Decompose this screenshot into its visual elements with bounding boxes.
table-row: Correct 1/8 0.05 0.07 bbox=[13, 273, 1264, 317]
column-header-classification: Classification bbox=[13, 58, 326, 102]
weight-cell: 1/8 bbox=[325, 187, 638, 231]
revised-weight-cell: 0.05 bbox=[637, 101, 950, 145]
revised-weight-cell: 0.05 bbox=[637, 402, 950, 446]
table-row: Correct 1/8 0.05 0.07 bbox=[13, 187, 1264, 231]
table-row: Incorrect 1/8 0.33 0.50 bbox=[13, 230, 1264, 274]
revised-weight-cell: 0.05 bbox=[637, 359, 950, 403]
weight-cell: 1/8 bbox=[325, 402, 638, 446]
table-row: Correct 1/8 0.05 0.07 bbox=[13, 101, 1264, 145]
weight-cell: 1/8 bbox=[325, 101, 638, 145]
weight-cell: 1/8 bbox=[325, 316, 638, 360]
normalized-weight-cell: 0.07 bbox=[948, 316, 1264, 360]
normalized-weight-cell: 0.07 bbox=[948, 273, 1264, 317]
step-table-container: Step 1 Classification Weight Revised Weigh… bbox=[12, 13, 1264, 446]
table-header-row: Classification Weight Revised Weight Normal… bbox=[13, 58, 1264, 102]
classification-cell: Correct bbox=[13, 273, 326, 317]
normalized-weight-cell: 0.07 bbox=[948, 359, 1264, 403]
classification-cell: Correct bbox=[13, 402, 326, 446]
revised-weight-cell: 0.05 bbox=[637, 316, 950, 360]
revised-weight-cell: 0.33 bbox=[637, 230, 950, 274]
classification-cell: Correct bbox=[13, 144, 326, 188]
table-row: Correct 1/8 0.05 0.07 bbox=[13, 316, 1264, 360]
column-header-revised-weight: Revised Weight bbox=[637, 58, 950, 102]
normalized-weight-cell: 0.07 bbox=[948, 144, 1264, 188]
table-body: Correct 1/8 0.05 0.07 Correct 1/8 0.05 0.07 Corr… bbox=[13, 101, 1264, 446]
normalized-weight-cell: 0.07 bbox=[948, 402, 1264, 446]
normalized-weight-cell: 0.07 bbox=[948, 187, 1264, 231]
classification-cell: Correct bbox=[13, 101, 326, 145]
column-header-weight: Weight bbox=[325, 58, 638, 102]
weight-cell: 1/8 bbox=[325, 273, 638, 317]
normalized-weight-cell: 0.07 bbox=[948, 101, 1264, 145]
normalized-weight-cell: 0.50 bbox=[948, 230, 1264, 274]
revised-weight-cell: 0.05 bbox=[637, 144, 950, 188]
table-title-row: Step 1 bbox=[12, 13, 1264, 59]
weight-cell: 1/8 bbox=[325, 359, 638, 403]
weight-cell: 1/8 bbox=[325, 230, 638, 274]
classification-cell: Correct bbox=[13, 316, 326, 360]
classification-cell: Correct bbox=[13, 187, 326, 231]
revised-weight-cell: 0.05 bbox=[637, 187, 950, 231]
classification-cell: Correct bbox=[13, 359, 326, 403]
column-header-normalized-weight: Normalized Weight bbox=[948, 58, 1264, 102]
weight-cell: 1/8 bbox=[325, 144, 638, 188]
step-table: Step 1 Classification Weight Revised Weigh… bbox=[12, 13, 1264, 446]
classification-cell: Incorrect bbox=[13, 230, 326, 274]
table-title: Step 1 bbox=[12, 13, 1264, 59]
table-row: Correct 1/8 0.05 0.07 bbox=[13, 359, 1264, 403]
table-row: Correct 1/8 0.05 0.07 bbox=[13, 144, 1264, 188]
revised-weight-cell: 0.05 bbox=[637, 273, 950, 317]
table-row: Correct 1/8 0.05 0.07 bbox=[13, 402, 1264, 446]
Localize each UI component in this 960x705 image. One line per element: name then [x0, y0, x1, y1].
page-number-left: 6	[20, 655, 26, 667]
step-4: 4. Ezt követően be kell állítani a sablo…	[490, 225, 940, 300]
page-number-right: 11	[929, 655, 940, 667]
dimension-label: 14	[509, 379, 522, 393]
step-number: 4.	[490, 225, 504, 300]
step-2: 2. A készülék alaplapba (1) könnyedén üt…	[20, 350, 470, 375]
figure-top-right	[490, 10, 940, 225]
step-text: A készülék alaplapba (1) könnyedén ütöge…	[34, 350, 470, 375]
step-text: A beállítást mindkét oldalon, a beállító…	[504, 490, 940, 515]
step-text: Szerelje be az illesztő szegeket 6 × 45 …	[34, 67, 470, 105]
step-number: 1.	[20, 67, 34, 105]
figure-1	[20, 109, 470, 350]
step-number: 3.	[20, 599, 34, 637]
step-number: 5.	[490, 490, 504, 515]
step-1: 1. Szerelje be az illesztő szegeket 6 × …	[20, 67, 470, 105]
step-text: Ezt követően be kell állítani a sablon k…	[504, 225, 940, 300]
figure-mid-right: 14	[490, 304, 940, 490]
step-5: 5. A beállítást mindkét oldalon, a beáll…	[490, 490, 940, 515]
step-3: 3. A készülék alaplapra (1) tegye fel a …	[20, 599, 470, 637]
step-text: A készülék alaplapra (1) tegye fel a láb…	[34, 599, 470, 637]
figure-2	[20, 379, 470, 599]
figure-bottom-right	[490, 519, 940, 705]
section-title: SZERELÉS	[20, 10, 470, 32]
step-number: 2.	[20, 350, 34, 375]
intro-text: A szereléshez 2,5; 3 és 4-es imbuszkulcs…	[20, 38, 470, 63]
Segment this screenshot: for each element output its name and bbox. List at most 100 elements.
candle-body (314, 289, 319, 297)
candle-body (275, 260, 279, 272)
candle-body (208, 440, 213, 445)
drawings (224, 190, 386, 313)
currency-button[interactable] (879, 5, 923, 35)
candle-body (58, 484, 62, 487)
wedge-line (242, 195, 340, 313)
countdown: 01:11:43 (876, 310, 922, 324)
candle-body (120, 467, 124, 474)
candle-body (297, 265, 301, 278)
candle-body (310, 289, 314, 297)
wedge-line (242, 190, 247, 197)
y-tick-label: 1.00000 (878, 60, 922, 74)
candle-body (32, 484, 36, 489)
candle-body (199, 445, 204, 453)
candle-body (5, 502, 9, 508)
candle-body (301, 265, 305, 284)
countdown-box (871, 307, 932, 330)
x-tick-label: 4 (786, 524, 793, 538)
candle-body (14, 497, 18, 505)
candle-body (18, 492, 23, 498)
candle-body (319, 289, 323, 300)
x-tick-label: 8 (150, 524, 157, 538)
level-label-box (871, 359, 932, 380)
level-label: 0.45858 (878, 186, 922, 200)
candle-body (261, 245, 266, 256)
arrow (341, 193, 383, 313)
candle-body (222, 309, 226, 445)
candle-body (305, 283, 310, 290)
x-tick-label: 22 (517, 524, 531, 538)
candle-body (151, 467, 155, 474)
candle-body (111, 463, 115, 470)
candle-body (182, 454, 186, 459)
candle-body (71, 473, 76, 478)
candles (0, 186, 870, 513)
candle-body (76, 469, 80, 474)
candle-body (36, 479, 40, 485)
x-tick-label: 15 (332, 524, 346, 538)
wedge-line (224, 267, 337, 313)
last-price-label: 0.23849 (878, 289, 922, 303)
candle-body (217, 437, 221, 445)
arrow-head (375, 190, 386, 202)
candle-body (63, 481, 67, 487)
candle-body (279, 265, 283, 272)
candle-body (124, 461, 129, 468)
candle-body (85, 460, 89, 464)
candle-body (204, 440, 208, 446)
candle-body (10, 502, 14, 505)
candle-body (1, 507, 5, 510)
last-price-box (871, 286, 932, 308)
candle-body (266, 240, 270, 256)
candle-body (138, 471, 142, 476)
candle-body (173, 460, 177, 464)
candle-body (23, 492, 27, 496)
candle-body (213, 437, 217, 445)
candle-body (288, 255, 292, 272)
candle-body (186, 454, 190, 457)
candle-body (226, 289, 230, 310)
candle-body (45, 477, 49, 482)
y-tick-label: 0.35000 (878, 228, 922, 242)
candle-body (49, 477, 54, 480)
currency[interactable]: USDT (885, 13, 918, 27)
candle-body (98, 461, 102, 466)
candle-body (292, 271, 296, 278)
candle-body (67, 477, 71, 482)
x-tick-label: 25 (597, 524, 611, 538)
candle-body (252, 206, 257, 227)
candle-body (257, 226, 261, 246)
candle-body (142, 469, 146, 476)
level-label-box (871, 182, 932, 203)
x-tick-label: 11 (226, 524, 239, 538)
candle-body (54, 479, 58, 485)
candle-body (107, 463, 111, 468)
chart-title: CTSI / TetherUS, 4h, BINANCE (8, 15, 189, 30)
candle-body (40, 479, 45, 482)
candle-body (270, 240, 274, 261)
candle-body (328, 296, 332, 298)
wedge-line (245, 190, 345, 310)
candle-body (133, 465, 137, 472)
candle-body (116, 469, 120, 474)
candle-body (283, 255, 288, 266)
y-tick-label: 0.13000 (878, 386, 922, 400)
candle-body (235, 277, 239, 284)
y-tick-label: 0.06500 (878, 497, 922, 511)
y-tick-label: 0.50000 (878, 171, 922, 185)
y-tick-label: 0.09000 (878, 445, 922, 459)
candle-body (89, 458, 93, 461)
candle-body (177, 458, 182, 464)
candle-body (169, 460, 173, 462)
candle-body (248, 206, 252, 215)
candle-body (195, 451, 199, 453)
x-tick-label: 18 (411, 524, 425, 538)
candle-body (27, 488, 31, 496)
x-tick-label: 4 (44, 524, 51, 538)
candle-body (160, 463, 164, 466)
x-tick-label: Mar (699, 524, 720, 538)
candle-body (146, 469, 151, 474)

◆ SET TASK ◆
Pull out every line of the material above that contains the string "price".

◆ SOLUTION TO THIS PROBLEM ◆
last-price-label: 0.23849 (878, 289, 922, 303)
last-price-box (871, 286, 932, 308)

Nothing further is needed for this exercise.